● Task statement:
Quote the listing below in its entirety, omitting every image.

BEGIN

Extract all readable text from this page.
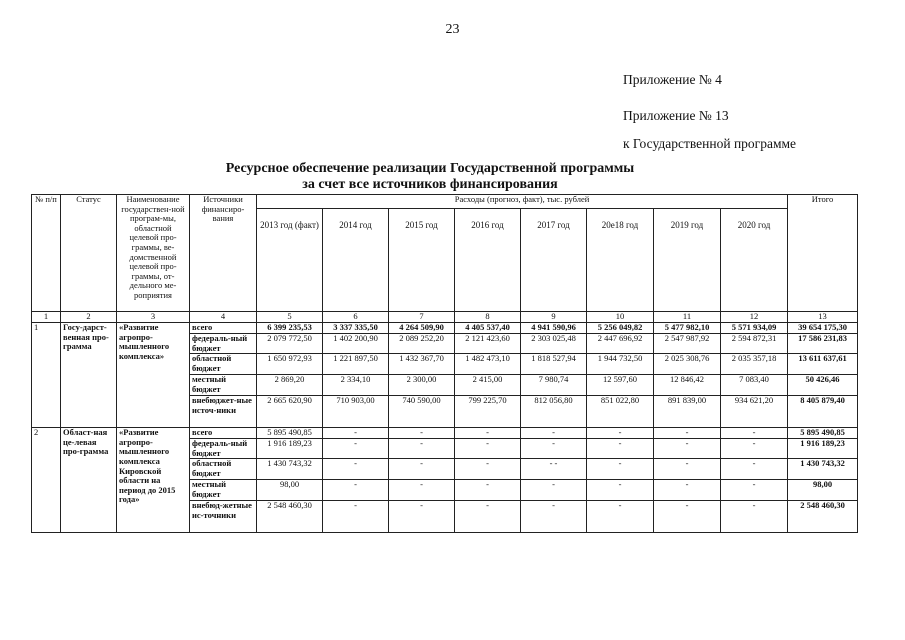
23
Приложение № 4
Приложение № 13
к Государственной программе
Ресурсное обеспечение реализации Государственной программы
за счет все источников финансирования
№ п/п	Статус	Наименование государствен-ной програм-мы, областной целевой про-граммы, ве-домственной целевой про-граммы, от-дельного ме-роприятия	Источники финансиро-вания	Расходы (прогноз, факт), тыс. рублей								Итого
				2013 год (факт)	2014 год	2015 год	2016 год	2017 год	20е18 год	2019 год	2020 год	
1	2	3	4	5	6	7	8	9	10	11	12	13
1	Госу-дарст-венная про-грамма	«Развитие агропро-мышленного комплекса»	всего	6 399 235,53	3 337 335,50	4 264 509,90	4 405 537,40	4 941 590,96	5 256 049,82	5 477 982,10	5 571 934,09	39 654 175,30
			федераль-ный бюджет	2 079 772,50	1 402 200,90	2 089 252,20	2 121 423,60	2 303 025,48	2 447 696,92	2 547 987,92	2 594 872,31	17 586 231,83
			областной бюджет	1 650 972,93	1 221 897,50	1 432 367,70	1 482 473,10	1 818 527,94	1 944 732,50	2 025 308,76	2 035 357,18	13 611 637,61
			местный бюджет	2 869,20	2 334,10	2 300,00	2 415,00	7 980,74	12 597,60	12 846,42	7 083,40	50 426,46
			внебюджет-ные источ-ники	2 665 620,90	710 903,00	740 590,00	799 225,70	812 056,80	851 022,80	891 839,00	934 621,20	8 405 879,40
2	Област-ная це-левая про-грамма	«Развитие агропро-мышленного комплекса Кировской области на период до 2015 года»	всего	5 895 490,85	-	-	-	-	-	-	-	5 895 490,85
			федераль-ный бюджет	1 916 189,23	-	-	-	-	-	-	-	1 916 189,23
			областной бюджет	1 430 743,32	-	-	-	- -	-	-	-	1 430 743,32
			местный бюджет	98,00	-	-	-	-	-	-	-	98,00
			внебюд-жетные ис-точники	2 548 460,30	-	-	-	-	-	-	-	2 548 460,30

END

● The result:
Extract all readable text from this page.
23
Приложение № 4
Приложение № 13
к Государственной программе
Ресурсное обеспечение реализации Государственной программы
за счет все источников финансирования
№ п/п	Статус	Наименование государствен-ной програм-мы, областной целевой про-граммы, ве-домственной целевой про-граммы, от-дельного ме-роприятия	Источники финансиро-вания	Расходы (прогноз, факт), тыс. рублей								Итого
				2013 год (факт)	2014 год	2015 год	2016 год	2017 год	20е18 год	2019 год	2020 год	
1	2	3	4	5	6	7	8	9	10	11	12	13
1	Госу-дарст-венная про-грамма	«Развитие агропро-мышленного комплекса»	всего	6 399 235,53	3 337 335,50	4 264 509,90	4 405 537,40	4 941 590,96	5 256 049,82	5 477 982,10	5 571 934,09	39 654 175,30
			федераль-ный бюджет	2 079 772,50	1 402 200,90	2 089 252,20	2 121 423,60	2 303 025,48	2 447 696,92	2 547 987,92	2 594 872,31	17 586 231,83
			областной бюджет	1 650 972,93	1 221 897,50	1 432 367,70	1 482 473,10	1 818 527,94	1 944 732,50	2 025 308,76	2 035 357,18	13 611 637,61
			местный бюджет	2 869,20	2 334,10	2 300,00	2 415,00	7 980,74	12 597,60	12 846,42	7 083,40	50 426,46
			внебюджет-ные источ-ники	2 665 620,90	710 903,00	740 590,00	799 225,70	812 056,80	851 022,80	891 839,00	934 621,20	8 405 879,40
2	Област-ная це-левая про-грамма	«Развитие агропро-мышленного комплекса Кировской области на период до 2015 года»	всего	5 895 490,85	-	-	-	-	-	-	-	5 895 490,85
			федераль-ный бюджет	1 916 189,23	-	-	-	-	-	-	-	1 916 189,23
			областной бюджет	1 430 743,32	-	-	-	- -	-	-	-	1 430 743,32
			местный бюджет	98,00	-	-	-	-	-	-	-	98,00
			внебюд-жетные ис-точники	2 548 460,30	-	-	-	-	-	-	-	2 548 460,30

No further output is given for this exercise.